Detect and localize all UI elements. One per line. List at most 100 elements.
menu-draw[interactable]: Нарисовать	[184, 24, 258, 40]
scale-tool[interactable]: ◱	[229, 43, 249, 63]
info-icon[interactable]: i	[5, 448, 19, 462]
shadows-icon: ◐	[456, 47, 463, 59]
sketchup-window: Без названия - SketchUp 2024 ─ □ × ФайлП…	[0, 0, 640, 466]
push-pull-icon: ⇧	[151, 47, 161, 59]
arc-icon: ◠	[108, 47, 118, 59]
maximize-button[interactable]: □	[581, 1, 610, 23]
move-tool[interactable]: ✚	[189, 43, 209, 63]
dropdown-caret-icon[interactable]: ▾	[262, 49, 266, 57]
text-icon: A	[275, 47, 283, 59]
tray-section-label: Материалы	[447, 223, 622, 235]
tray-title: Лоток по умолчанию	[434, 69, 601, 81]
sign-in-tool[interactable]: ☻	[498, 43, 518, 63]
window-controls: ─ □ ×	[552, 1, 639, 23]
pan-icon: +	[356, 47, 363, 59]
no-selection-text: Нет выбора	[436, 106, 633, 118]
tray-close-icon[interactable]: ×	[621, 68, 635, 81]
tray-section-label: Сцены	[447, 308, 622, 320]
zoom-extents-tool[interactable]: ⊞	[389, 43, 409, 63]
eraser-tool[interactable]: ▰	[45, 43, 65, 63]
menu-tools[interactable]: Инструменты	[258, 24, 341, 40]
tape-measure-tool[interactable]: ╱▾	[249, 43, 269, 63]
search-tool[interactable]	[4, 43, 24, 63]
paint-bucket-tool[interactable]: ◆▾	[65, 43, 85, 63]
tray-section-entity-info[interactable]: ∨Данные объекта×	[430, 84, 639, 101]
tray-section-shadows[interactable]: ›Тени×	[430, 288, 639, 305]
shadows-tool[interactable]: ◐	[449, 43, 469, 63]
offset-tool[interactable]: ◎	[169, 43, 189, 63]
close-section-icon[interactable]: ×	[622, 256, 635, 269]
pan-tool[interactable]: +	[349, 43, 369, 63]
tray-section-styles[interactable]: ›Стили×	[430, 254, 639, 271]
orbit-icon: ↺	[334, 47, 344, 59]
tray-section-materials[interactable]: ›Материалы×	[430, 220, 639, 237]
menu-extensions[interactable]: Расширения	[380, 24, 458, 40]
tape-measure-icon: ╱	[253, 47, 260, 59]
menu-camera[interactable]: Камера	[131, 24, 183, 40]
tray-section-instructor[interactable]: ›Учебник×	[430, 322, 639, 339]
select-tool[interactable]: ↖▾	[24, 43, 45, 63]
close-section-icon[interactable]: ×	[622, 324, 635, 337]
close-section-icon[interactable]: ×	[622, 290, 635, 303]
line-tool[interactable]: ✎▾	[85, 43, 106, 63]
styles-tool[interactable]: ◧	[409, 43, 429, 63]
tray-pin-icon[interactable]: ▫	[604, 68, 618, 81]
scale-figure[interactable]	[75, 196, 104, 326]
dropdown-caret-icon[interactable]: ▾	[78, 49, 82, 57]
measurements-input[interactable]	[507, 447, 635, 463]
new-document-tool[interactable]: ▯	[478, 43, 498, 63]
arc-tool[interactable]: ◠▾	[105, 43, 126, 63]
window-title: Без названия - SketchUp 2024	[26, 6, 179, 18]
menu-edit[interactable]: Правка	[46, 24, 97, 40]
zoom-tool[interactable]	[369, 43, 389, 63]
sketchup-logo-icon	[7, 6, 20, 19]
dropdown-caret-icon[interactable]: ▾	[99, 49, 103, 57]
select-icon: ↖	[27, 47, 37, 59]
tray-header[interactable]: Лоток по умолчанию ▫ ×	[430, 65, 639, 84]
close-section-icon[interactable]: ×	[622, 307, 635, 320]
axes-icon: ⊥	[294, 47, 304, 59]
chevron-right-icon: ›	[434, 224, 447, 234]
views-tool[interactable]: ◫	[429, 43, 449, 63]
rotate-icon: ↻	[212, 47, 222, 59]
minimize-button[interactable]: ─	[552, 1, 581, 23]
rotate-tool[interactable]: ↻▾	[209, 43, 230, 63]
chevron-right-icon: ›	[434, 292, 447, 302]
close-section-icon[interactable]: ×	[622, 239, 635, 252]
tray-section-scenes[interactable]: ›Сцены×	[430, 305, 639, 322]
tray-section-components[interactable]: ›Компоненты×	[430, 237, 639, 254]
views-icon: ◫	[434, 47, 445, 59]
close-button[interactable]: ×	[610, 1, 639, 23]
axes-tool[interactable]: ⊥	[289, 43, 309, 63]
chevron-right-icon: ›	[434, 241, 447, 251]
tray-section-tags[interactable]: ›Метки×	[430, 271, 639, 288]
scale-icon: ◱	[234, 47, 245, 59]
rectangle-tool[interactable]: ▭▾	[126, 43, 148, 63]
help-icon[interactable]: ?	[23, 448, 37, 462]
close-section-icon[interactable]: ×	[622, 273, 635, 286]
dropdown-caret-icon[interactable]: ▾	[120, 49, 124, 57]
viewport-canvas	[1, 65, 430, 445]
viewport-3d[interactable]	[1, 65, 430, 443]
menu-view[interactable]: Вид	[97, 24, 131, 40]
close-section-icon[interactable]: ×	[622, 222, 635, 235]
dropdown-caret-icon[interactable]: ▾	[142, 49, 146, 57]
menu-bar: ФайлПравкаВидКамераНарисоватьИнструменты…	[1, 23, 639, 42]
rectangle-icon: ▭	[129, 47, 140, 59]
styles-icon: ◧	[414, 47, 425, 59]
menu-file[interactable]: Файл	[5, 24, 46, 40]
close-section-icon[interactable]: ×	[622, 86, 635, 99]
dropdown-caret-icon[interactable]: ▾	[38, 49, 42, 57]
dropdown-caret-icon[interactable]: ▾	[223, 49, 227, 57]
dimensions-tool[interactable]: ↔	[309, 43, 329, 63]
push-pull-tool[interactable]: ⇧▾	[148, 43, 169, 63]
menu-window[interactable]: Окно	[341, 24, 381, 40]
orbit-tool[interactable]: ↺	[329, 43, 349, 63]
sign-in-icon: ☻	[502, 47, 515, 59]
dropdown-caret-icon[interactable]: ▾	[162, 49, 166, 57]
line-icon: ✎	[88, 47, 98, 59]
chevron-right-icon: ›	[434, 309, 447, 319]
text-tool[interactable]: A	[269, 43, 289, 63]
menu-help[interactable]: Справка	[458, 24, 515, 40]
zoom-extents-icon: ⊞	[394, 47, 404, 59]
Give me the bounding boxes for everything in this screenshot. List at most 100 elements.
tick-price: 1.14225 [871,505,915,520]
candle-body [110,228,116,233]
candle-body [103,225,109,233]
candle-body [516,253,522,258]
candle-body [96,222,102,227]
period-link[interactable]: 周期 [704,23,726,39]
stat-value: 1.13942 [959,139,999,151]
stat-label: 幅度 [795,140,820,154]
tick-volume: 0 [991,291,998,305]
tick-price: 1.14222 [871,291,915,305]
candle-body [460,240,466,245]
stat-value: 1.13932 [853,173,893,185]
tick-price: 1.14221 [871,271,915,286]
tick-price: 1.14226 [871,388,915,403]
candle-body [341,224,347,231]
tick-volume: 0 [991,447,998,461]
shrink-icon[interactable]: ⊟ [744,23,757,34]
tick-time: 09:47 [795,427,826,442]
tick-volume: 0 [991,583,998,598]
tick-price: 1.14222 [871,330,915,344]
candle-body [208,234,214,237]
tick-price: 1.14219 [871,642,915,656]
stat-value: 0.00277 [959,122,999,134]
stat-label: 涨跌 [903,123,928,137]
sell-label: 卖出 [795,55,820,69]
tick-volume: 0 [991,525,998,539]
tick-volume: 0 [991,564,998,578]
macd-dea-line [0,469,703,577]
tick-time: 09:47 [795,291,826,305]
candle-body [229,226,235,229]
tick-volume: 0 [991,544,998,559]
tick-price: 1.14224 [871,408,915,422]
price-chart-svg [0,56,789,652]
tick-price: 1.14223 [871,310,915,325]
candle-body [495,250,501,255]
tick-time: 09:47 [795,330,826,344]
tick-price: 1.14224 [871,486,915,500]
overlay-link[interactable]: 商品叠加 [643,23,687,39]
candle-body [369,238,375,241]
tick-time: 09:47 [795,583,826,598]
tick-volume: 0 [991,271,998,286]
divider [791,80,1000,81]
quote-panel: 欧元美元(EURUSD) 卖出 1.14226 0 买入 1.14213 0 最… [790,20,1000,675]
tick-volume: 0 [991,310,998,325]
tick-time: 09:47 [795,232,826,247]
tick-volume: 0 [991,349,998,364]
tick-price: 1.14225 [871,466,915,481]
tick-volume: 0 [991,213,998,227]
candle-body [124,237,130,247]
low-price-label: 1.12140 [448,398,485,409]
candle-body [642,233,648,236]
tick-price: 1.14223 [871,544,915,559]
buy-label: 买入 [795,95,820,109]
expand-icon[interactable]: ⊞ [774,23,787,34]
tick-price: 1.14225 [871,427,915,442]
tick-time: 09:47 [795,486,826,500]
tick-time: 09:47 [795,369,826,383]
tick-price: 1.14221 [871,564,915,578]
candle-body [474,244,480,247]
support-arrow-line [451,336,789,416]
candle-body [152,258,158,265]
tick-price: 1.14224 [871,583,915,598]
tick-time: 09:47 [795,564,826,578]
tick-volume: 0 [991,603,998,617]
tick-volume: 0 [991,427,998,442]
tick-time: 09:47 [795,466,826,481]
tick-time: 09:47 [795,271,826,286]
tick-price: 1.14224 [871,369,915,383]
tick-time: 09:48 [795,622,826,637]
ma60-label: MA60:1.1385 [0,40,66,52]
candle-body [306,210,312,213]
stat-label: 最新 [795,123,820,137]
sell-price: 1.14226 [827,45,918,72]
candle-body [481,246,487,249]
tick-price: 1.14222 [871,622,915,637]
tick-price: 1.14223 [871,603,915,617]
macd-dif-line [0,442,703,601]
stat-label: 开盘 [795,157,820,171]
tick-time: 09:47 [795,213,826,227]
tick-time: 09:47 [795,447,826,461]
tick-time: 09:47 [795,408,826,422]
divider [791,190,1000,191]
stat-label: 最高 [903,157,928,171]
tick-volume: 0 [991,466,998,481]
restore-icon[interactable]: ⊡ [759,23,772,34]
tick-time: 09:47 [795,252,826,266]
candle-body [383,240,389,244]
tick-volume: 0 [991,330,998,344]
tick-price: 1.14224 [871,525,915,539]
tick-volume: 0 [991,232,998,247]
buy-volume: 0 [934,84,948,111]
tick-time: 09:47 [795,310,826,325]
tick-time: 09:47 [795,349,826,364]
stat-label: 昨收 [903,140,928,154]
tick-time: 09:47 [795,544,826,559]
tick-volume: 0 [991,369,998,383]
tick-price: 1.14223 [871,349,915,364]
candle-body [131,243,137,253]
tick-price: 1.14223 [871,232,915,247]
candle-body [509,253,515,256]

=-=-=-=-=

_PROBLEM REQUIREMENTS:_
Print the records from their first line through the line containing "tray-title: Лоток по", both ends included.

_SOLUTION TO THE PROBLEM:_
Detect and localize all UI elements. One per line. List at most 100 elements.
menu-draw[interactable]: Нарисовать	[184, 24, 258, 40]
scale-tool[interactable]: ◱	[229, 43, 249, 63]
info-icon[interactable]: i	[5, 448, 19, 462]
shadows-icon: ◐	[456, 47, 463, 59]
sketchup-window: Без названия - SketchUp 2024 ─ □ × ФайлП…	[0, 0, 640, 466]
push-pull-icon: ⇧	[151, 47, 161, 59]
arc-icon: ◠	[108, 47, 118, 59]
maximize-button[interactable]: □	[581, 1, 610, 23]
move-tool[interactable]: ✚	[189, 43, 209, 63]
dropdown-caret-icon[interactable]: ▾	[262, 49, 266, 57]
text-icon: A	[275, 47, 283, 59]
tray-section-label: Материалы	[447, 223, 622, 235]
tray-title: Лоток по умолчанию	[434, 69, 601, 81]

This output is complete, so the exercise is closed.